● Exercise objective
Put each line of the records below into a Markdown table with the columns Row and Line, skipping blank lines and leaving the pictures out.

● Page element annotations
○ ○ ○ ○ ○
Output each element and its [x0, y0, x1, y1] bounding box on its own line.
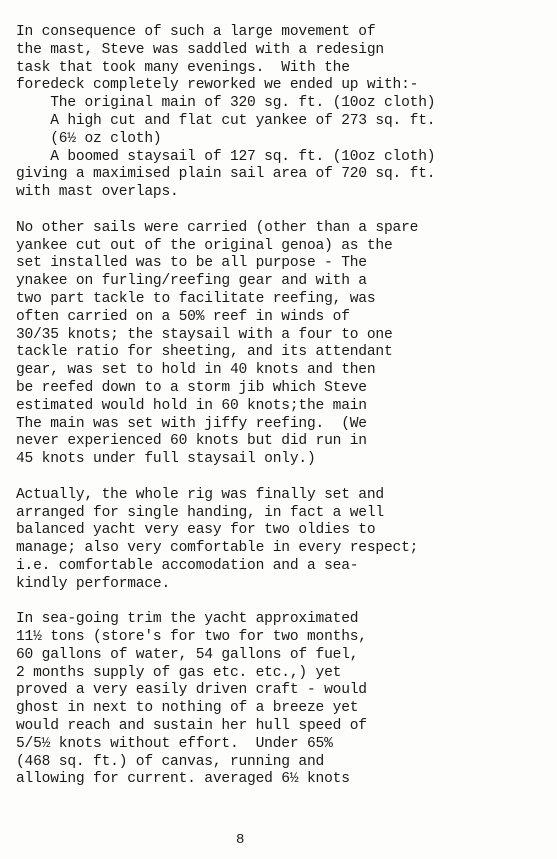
text-line: The original main of 320 sg. ft. (10oz cloth)	[16, 95, 436, 112]
text-line: set installed was to be all purpose - The	[16, 255, 367, 272]
text-line: A high cut and flat cut yankee of 273 sq. ft.	[16, 112, 436, 129]
text-line: ynakee on furling/reefing gear and with a	[16, 273, 367, 290]
text-line: 5/5½ knots without effort. Under 65%	[16, 735, 333, 752]
text-line: would reach and sustain her hull speed of	[16, 718, 367, 735]
text-line: giving a maximised plain sail area of 720 sq. ft.	[16, 166, 436, 183]
paragraph-sea-going-trim	[16, 611, 551, 789]
text-line: task that took many evenings. With the	[16, 59, 350, 76]
text-line: Actually, the whole rig was finally set and	[16, 486, 384, 503]
text-line: never experienced 60 knots but did run in	[16, 433, 367, 450]
text-line: 30/35 knots; the staysail with a four to one	[16, 326, 393, 343]
text-line: foredeck completely reworked we ended up with:-	[16, 77, 419, 94]
text-line: (6½ oz cloth)	[16, 130, 162, 147]
text-line: (468 sq. ft.) of canvas, running and	[16, 753, 325, 770]
page-number: 8	[236, 832, 245, 848]
text-line: 60 gallons of water, 54 gallons of fuel,	[16, 646, 359, 663]
text-line: kindly performace.	[16, 575, 171, 592]
text-line: estimated would hold in 60 knots;the main	[16, 397, 367, 414]
text-line: with mast overlaps.	[16, 184, 179, 201]
text-line: proved a very easily driven craft - would	[16, 682, 367, 699]
text-line: balanced yacht very easy for two oldies to	[16, 522, 376, 539]
text-line: gear, was set to hold in 40 knots and then	[16, 362, 376, 379]
text-line: arranged for single handing, in fact a well	[16, 504, 384, 521]
text-line: A boomed staysail of 127 sq. ft. (10oz cloth)	[16, 148, 436, 165]
text-line: In sea-going trim the yacht approximated	[16, 611, 359, 628]
text-line: No other sails were carried (other than a spare	[16, 219, 419, 236]
paragraph-single-handing	[16, 487, 551, 594]
text-line: tackle ratio for sheeting, and its attendant	[16, 344, 393, 361]
text-line: yankee cut out of the original genoa) as the	[16, 237, 393, 254]
text-line: i.e. comfortable accomodation and a sea-	[16, 557, 359, 574]
text-line: allowing for current. averaged 6½ knots	[16, 771, 350, 788]
text-line: ghost in next to nothing of a breeze yet	[16, 700, 359, 717]
text-line: 2 months supply of gas etc. etc.,) yet	[16, 664, 342, 681]
text-line: The main was set with jiffy reefing. (We	[16, 415, 367, 432]
text-line: In consequence of such a large movement of	[16, 24, 376, 40]
text-line: two part tackle to facilitate reefing, was	[16, 290, 376, 307]
text-line: the mast, Steve was saddled with a redesign	[16, 41, 384, 58]
text-line: 11½ tons (store's for two for two months,	[16, 629, 367, 646]
text-line: often carried on a 50% reef in winds of	[16, 308, 350, 325]
paragraph-sails-carried	[16, 220, 551, 469]
text-line: manage; also very comfortable in every respect;	[16, 540, 419, 557]
text-line: 45 knots under full staysail only.)	[16, 451, 316, 468]
text-line: be reefed down to a storm jib which Steve	[16, 379, 367, 396]
paragraph-mast-redesign	[16, 24, 551, 202]
typed-text-body	[16, 24, 551, 807]
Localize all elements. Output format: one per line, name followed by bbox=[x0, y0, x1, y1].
○ ○ ○ ○ ○
● Written solution
| Row | Line |
|---|---|
| 1 | Output each element and its [x0, y0, x1, y1] bounding box on its own line. |
| 2 | text-line: The original main of 320 sg. ft. (10oz cloth)	[16, 95, 436, 112] |
| 3 | text-line: set installed was to be all purpose - The	[16, 255, 367, 272] |
| 4 | text-line: A high cut and flat cut yankee of 273 sq. ft.	[16, 112, 436, 129] |
| 5 | text-line: ynakee on furling/reefing gear and with a	[16, 273, 367, 290] |
| 6 | text-line: 5/5½ knots without effort. Under 65%	[16, 735, 333, 752] |
| 7 | text-line: would reach and sustain her hull speed of	[16, 718, 367, 735] |
| 8 | text-line: giving a maximised plain sail area of 720 sq. ft.	[16, 166, 436, 183] |
| 9 | paragraph-sea-going-trim	[16, 611, 551, 789] |
| 10 | text-line: task that took many evenings. With the	[16, 59, 350, 76] |
| 11 | text-line: Actually, the whole rig was finally set and	[16, 486, 384, 503] |
| 12 | text-line: never experienced 60 knots but did run in	[16, 433, 367, 450] |
| 13 | text-line: 30/35 knots; the staysail with a four to one	[16, 326, 393, 343] |
| 14 | text-line: foredeck completely reworked we ended up with:-	[16, 77, 419, 94] |
| 15 | text-line: (6½ oz cloth)	[16, 130, 162, 147] |
| 16 | text-line: (468 sq. ft.) of canvas, running and	[16, 753, 325, 770] |
| 17 | page-number: 8	[236, 832, 245, 848] |
| 18 | text-line: 60 gallons of water, 54 gallons of fuel,	[16, 646, 359, 663] |
| 19 | text-line: kindly performace.	[16, 575, 171, 592] |
| 20 | text-line: estimated would hold in 60 knots;the main	[16, 397, 367, 414] |
| 21 | text-line: with mast overlaps.	[16, 184, 179, 201] |
| 22 | text-line: proved a very easily driven craft - would	[16, 682, 367, 699] |
| 23 | text-line: balanced yacht very easy for two oldies to	[16, 522, 376, 539] |
| 24 | text-line: gear, was set to hold in 40 knots and then	[16, 362, 376, 379] |
| 25 | text-line: arranged for single handing, in fact a well	[16, 504, 384, 521] |
| 26 | text-line: A boomed staysail of 127 sq. ft. (10oz cloth)	[16, 148, 436, 165] |
| 27 | text-line: In sea-going trim the yacht approximated	[16, 611, 359, 628] |
| 28 | text-line: No other sails were carried (other than a spare	[16, 219, 419, 236] |
| 29 | paragraph-single-handing	[16, 487, 551, 594] |
| 30 | text-line: tackle ratio for sheeting, and its attendant	[16, 344, 393, 361] |
| 31 | text-line: yankee cut out of the original genoa) as the	[16, 237, 393, 254] |
| 32 | text-line: i.e. comfortable accomodation and a sea-	[16, 557, 359, 574] |
| 33 | text-line: allowing for current. averaged 6½ knots	[16, 771, 350, 788] |
| 34 | text-line: ghost in next to nothing of a breeze yet	[16, 700, 359, 717] |
| 35 | text-line: 2 months supply of gas etc. etc.,) yet	[16, 664, 342, 681] |
| 36 | text-line: The main was set with jiffy reefing. (We	[16, 415, 367, 432] |
| 37 | text-line: In consequence of such a large movement of	[16, 24, 376, 40] |
| 38 | text-line: two part tackle to facilitate reefing, was	[16, 290, 376, 307] |
| 39 | text-line: the mast, Steve was saddled with a redesign	[16, 41, 384, 58] |
| 40 | text-line: 11½ tons (store's for two for two months,	[16, 629, 367, 646] |
| 41 | text-line: often carried on a 50% reef in winds of	[16, 308, 350, 325] |
| 42 | paragraph-sails-carried	[16, 220, 551, 469] |
| 43 | text-line: manage; also very comfortable in every respect;	[16, 540, 419, 557] |
| 44 | text-line: 45 knots under full staysail only.)	[16, 451, 316, 468] |
| 45 | text-line: be reefed down to a storm jib which Steve	[16, 379, 367, 396] |
| 46 | paragraph-mast-redesign	[16, 24, 551, 202] |
| 47 | typed-text-body	[16, 24, 551, 807] |
| 48 | Localize all elements. Output format: one per line, name followed by bbox=[x0, y0, x1, y1]. |